EXERCISE AIM: Find the lines with "sociedade" in them and copy them out.

── SUPPLIED DATA

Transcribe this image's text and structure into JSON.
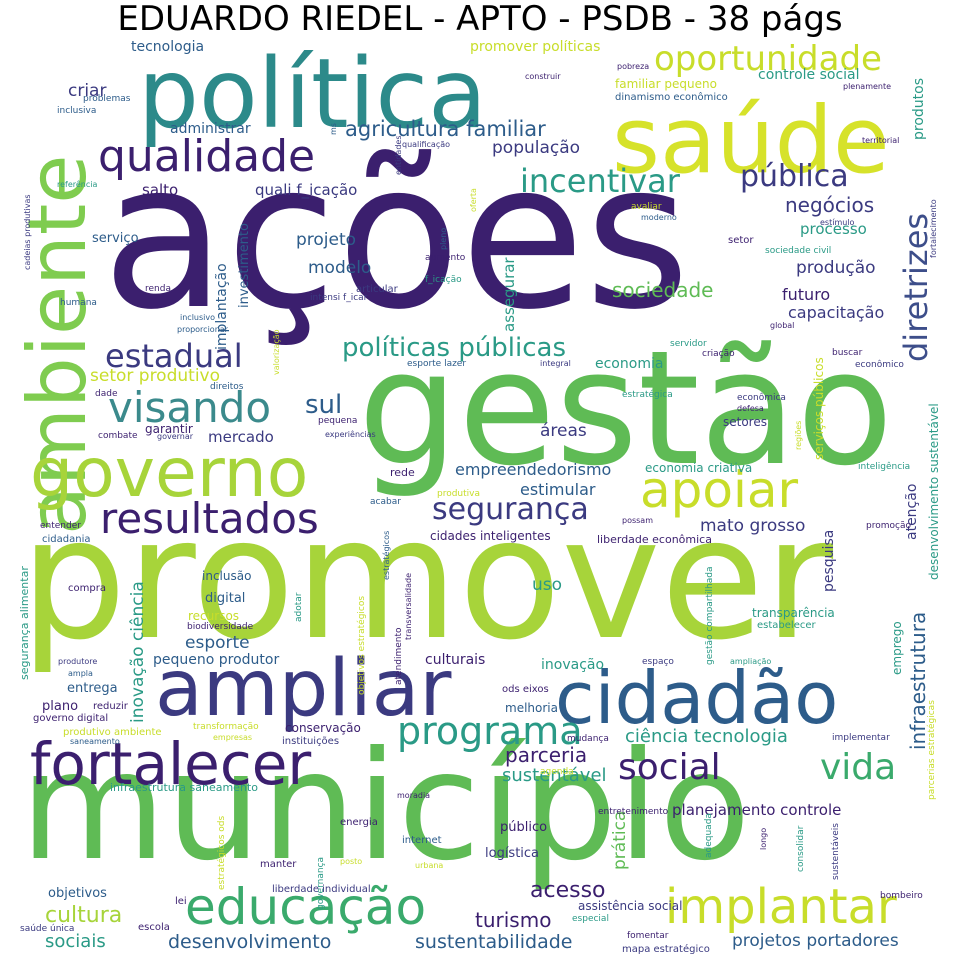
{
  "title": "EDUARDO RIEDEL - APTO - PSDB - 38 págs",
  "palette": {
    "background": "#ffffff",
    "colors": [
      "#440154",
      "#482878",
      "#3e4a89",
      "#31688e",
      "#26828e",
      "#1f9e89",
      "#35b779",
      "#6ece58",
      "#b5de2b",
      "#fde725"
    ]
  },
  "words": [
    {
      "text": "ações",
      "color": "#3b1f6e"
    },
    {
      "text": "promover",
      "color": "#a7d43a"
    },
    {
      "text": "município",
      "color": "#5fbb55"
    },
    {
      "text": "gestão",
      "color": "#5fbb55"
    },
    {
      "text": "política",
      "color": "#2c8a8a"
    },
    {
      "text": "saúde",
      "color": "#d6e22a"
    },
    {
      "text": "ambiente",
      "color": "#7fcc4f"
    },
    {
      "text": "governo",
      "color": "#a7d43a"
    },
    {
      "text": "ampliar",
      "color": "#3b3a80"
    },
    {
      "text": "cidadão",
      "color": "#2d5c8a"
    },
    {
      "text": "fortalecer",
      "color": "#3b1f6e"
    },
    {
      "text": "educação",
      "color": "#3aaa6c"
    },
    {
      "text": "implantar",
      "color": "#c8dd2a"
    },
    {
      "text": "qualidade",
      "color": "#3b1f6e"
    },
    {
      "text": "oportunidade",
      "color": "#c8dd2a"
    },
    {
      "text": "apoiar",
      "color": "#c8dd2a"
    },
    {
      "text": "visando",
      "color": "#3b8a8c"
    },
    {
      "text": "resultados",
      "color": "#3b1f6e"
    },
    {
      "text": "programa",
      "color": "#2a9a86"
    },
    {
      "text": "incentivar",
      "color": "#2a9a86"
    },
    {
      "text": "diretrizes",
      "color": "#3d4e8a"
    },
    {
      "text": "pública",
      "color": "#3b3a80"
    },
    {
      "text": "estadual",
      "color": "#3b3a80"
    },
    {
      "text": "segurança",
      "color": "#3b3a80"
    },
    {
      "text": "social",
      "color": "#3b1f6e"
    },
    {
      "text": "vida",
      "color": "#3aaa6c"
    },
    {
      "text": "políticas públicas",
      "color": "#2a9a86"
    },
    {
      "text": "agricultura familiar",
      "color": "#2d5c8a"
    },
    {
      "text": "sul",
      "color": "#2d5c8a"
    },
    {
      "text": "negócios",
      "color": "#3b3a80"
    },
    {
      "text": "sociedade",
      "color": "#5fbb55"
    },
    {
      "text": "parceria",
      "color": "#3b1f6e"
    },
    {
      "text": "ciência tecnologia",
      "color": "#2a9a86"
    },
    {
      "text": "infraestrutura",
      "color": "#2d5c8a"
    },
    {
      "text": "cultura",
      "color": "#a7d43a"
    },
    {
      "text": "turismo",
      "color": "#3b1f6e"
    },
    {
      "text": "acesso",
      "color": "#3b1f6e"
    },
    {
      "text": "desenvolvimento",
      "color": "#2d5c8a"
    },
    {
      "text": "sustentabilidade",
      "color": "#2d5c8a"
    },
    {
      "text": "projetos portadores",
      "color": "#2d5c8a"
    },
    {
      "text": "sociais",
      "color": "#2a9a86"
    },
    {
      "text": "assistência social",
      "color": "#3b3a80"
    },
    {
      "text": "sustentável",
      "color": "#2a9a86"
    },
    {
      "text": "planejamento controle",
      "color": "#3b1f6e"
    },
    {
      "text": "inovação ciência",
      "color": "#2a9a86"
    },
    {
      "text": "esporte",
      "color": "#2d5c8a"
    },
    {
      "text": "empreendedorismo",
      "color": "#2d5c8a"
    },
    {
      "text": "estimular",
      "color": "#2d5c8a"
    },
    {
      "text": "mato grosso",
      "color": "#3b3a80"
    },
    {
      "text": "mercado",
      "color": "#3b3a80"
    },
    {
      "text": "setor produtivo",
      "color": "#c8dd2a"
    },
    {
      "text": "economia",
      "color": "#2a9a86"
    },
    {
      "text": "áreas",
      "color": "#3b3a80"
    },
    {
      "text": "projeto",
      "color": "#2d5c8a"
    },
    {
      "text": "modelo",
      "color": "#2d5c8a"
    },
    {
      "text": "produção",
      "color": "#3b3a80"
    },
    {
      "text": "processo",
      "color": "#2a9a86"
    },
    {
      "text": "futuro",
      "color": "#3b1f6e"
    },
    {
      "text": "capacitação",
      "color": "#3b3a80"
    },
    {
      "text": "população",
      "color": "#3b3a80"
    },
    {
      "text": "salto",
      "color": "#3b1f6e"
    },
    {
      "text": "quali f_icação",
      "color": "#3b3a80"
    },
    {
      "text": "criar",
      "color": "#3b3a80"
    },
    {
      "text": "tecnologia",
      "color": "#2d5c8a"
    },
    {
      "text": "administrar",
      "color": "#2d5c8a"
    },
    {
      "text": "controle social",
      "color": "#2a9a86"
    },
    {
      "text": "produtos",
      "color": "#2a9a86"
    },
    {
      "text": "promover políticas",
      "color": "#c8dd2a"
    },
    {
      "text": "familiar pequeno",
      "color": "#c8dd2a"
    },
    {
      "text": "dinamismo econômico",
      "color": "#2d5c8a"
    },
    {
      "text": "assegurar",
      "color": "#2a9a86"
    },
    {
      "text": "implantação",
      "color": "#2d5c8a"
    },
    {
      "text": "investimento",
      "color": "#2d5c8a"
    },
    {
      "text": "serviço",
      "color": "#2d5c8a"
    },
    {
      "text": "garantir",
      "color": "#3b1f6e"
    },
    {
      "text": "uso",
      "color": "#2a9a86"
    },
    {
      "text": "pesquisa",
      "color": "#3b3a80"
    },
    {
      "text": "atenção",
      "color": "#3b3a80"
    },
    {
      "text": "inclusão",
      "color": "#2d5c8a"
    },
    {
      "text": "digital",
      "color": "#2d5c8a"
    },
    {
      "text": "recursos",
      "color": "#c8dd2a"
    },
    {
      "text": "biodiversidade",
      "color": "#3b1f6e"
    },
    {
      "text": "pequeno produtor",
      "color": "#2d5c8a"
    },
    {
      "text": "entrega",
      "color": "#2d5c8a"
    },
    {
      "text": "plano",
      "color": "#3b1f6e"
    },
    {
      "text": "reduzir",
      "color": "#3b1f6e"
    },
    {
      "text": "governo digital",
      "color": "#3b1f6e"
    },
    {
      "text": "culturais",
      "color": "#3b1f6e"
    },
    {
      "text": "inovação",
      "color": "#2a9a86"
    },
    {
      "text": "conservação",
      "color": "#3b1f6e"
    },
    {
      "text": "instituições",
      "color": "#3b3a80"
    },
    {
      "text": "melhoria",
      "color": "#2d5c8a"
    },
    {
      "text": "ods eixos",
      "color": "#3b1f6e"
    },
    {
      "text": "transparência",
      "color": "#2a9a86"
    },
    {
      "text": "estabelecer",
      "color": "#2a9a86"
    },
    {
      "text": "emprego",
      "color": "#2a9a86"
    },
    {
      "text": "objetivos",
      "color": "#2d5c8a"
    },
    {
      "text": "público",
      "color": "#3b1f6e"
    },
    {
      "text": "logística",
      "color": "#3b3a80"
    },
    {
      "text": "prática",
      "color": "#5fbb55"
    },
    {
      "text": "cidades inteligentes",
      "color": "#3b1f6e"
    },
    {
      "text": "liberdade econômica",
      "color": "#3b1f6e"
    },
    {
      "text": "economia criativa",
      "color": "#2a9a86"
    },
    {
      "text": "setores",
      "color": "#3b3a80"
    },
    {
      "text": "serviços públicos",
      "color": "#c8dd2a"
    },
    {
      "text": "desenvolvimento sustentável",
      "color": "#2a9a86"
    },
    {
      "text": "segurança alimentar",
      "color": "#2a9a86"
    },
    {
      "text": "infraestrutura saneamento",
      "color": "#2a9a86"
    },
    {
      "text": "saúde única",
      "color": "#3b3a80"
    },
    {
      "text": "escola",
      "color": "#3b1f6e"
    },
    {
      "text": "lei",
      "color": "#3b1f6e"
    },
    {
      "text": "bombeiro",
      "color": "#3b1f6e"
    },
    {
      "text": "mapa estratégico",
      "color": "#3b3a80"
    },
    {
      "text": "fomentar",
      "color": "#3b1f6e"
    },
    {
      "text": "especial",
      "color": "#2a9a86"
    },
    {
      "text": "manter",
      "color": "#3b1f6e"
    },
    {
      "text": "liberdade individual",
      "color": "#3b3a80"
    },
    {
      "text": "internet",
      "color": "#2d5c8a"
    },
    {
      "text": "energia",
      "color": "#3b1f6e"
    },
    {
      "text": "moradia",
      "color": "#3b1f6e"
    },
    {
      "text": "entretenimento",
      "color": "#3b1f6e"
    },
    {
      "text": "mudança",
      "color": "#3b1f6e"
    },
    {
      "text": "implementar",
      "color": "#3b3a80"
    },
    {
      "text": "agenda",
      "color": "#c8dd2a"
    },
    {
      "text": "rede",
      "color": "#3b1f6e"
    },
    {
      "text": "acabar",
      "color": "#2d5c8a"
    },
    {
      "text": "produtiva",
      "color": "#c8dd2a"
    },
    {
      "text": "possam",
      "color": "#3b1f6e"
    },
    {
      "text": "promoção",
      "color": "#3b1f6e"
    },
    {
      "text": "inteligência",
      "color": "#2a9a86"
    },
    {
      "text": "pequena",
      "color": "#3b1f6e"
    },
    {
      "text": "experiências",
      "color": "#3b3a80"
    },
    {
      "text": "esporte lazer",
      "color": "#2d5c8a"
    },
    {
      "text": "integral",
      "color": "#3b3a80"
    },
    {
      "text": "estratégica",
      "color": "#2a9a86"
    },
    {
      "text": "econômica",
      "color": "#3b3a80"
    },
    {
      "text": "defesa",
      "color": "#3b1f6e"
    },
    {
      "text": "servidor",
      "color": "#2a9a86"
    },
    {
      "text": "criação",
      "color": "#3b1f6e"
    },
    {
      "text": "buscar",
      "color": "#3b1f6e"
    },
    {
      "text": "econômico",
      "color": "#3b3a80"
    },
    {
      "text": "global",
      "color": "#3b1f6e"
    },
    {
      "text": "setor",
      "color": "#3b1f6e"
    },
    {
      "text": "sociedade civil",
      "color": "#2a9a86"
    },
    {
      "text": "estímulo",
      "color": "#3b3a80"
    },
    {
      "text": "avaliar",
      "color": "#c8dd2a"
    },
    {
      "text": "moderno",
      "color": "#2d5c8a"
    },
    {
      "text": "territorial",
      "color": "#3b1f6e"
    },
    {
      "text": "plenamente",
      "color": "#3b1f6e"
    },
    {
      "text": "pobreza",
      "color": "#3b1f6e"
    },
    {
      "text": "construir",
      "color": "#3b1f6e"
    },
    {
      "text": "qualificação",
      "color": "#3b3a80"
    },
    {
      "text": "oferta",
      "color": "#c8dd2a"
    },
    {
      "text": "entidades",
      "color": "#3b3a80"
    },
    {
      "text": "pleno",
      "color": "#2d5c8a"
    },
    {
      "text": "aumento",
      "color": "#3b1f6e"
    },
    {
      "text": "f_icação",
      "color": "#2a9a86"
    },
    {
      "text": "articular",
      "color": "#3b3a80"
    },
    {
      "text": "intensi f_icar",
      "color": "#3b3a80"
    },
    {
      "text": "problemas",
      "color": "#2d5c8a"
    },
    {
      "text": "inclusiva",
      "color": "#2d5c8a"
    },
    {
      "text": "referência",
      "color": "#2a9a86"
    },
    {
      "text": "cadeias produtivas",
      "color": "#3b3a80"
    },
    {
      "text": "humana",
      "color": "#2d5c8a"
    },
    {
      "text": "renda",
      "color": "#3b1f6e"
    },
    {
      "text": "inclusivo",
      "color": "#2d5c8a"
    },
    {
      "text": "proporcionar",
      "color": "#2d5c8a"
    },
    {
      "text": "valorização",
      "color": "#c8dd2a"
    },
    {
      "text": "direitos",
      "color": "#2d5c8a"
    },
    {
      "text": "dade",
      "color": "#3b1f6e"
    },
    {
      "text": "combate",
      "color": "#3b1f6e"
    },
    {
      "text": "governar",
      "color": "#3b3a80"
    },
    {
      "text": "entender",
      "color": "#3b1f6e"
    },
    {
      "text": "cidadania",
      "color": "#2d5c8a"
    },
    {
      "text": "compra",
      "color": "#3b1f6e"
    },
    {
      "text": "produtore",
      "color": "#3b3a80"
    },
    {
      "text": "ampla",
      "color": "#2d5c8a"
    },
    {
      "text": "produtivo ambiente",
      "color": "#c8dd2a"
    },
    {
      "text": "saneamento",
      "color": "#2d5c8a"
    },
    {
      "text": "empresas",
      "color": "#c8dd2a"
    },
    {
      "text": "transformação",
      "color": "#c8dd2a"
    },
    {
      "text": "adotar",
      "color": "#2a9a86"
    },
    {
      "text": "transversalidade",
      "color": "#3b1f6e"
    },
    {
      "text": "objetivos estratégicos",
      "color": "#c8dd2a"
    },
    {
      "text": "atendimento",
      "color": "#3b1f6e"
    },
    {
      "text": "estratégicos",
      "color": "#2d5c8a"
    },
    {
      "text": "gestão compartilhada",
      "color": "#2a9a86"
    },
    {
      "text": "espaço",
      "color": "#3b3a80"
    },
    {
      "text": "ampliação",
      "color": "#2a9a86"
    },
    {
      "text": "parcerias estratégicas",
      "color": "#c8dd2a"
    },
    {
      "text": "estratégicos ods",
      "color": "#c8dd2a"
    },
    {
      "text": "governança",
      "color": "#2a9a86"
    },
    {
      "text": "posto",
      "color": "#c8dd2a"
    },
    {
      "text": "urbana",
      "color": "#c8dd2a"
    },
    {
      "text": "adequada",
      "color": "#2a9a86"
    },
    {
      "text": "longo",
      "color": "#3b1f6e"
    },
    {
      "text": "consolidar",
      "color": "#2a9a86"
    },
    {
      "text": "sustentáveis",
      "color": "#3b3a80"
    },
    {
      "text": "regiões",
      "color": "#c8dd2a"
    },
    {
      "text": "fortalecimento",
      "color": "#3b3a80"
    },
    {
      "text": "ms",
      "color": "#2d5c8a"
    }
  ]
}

────

ANSWER TO THIS EXERCISE:
      "text": "sociedade",
      "text": "sociedade civil",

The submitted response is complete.